⟨

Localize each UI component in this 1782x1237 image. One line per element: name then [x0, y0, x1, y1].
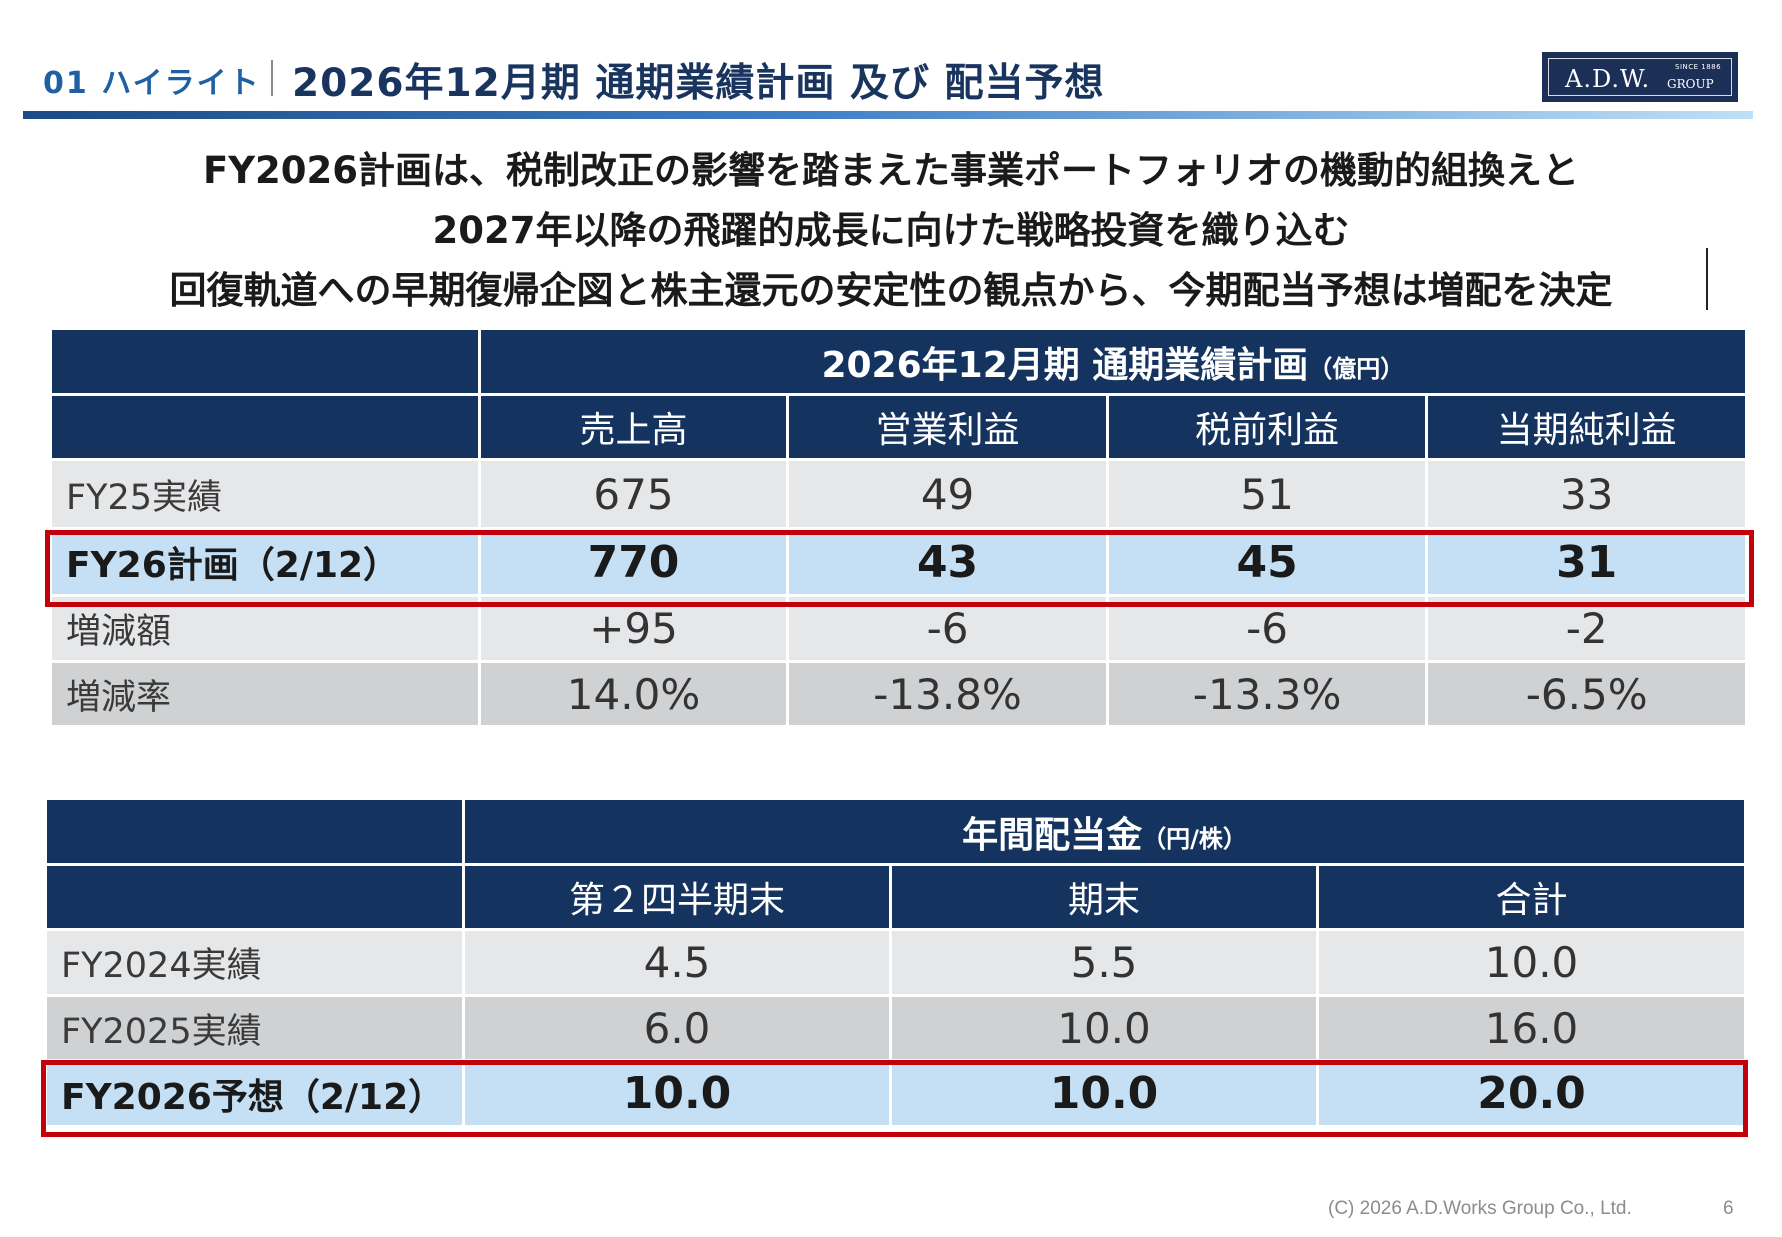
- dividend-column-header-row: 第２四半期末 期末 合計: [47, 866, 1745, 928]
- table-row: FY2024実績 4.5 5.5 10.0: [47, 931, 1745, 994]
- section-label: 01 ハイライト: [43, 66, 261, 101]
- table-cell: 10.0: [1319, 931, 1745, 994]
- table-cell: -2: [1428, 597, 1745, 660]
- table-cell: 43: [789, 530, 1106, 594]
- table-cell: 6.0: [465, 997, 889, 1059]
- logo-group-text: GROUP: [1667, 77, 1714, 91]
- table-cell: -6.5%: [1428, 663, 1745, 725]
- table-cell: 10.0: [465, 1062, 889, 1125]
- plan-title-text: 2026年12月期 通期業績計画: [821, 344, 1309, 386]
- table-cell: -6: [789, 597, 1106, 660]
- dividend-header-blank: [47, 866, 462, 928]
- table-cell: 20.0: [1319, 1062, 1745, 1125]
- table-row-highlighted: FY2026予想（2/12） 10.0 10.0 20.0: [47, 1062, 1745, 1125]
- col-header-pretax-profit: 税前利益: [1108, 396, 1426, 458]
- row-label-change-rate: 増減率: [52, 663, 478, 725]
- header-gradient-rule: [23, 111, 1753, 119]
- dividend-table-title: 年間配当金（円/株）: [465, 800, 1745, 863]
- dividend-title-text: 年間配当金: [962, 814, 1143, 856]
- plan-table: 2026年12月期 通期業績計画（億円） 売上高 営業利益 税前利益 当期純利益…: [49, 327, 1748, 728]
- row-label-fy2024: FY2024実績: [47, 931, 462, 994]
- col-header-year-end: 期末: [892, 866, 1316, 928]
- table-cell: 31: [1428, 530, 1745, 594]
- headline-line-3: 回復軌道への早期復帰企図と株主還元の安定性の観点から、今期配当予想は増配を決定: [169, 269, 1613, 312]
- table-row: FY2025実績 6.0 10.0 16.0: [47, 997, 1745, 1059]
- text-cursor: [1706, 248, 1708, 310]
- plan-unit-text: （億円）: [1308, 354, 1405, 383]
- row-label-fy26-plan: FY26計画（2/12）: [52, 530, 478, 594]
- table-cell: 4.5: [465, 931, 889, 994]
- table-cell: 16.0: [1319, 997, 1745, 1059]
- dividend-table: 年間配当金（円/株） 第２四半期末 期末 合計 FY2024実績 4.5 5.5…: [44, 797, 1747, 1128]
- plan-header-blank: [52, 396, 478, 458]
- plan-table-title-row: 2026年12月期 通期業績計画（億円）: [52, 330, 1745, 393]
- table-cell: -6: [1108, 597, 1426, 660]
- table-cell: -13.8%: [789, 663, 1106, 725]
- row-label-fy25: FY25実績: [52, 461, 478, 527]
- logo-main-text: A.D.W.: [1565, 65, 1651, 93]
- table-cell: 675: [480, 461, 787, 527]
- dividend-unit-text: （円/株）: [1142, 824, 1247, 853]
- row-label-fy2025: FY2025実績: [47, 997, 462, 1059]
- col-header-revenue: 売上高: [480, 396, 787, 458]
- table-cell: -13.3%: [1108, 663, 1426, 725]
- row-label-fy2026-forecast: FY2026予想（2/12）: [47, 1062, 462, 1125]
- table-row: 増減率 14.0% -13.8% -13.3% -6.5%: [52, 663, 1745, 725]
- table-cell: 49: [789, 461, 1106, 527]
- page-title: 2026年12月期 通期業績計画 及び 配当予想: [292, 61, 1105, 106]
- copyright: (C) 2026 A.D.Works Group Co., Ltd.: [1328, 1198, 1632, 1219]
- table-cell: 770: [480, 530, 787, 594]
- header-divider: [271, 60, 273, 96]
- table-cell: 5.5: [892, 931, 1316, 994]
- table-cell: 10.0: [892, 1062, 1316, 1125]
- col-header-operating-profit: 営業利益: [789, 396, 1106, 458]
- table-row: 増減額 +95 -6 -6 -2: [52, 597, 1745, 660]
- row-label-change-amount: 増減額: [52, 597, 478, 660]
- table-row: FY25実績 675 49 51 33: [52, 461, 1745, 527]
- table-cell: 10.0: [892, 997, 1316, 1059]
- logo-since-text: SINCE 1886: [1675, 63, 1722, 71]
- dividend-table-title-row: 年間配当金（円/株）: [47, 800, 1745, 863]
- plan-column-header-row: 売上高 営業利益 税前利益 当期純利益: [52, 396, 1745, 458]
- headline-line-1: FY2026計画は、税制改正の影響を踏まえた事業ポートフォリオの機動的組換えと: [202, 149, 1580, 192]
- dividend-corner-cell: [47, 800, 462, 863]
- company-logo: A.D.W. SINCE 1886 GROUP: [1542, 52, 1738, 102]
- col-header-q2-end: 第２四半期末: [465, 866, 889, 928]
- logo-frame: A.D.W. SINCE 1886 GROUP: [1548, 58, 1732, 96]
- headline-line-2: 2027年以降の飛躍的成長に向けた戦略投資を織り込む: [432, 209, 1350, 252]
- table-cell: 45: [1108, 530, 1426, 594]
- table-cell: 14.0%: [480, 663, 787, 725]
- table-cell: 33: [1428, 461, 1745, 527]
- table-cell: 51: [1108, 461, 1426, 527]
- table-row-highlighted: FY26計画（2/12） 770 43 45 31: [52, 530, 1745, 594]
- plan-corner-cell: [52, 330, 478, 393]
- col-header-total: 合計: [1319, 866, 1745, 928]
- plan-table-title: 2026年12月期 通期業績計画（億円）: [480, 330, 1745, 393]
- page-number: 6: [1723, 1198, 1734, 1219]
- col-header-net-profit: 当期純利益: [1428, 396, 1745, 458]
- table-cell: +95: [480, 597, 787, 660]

⟩
⟨

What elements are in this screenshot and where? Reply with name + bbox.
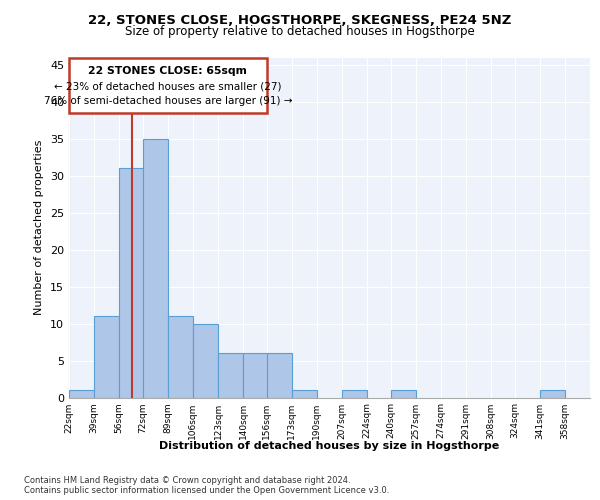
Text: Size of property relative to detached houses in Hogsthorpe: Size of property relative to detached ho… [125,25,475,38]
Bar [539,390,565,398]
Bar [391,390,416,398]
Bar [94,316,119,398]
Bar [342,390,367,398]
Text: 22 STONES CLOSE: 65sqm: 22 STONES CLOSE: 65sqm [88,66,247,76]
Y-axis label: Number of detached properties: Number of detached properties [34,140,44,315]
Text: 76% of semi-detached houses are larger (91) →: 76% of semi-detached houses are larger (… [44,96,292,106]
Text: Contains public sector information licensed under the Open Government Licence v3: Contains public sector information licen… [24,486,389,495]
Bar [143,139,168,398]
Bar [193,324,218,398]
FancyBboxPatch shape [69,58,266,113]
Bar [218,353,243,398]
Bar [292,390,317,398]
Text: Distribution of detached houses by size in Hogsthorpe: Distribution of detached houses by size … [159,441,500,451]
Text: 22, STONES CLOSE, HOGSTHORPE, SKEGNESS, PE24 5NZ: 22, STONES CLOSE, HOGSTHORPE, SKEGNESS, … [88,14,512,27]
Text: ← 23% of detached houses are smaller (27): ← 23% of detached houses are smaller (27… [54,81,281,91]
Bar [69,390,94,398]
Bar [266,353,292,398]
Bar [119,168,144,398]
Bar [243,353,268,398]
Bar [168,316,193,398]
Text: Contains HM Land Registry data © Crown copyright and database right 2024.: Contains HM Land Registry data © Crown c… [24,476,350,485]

⟩
⟨

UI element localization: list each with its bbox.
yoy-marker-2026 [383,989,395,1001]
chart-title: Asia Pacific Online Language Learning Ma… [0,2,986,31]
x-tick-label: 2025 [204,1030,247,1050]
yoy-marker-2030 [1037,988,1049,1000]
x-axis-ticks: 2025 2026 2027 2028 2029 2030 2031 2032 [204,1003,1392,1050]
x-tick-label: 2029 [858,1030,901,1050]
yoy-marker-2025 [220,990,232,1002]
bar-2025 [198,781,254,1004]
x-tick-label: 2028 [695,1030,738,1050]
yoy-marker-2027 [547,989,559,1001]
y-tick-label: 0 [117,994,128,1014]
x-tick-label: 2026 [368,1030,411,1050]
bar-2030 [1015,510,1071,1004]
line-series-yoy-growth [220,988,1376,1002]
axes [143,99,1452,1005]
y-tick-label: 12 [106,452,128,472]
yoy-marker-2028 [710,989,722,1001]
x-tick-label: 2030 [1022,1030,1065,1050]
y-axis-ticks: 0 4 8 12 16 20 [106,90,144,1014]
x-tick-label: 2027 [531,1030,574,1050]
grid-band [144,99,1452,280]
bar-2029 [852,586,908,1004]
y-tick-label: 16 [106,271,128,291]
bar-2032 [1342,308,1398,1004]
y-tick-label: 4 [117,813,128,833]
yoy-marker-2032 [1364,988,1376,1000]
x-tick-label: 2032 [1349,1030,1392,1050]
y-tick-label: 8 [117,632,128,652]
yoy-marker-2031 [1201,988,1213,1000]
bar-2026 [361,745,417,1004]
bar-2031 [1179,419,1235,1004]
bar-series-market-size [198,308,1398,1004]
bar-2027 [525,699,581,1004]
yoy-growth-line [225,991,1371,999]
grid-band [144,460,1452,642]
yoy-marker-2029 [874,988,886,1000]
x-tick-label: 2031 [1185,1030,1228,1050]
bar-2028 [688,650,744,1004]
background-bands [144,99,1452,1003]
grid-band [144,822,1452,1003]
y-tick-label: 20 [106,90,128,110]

⟩

» **SET TASK**:
Rewrite the material from the line with "- dividend-column-header-row: 第２四半期末" to the line with "- table-row-highlighted: FY2026予想（2/12）", putting "data-cell" wherever "table-cell" appears and leaving everything else unchanged.

» **FINAL ANSWER**:
- dividend-column-header-row: 第２四半期末 期末 合計: [47, 866, 1745, 928]
- table-row: FY2024実績 4.5 5.5 10.0: [47, 931, 1745, 994]
- section-label: 01 ハイライト: [43, 66, 261, 101]
- data-cell: 10.0: [1319, 931, 1745, 994]
- data-cell: -2: [1428, 597, 1745, 660]
- data-cell: 43: [789, 530, 1106, 594]
- data-cell: 6.0: [465, 997, 889, 1059]
- logo-group-text: GROUP: [1667, 77, 1714, 91]
- data-cell: -6.5%: [1428, 663, 1745, 725]
- data-cell: 10.0: [465, 1062, 889, 1125]
- plan-title-text: 2026年12月期 通期業績計画: [821, 344, 1309, 386]
- data-cell: -6: [789, 597, 1106, 660]
- dividend-header-blank: [47, 866, 462, 928]
- data-cell: 20.0: [1319, 1062, 1745, 1125]
- table-row-highlighted: FY2026予想（2/12） 10.0 10.0 20.0: [47, 1062, 1745, 1125]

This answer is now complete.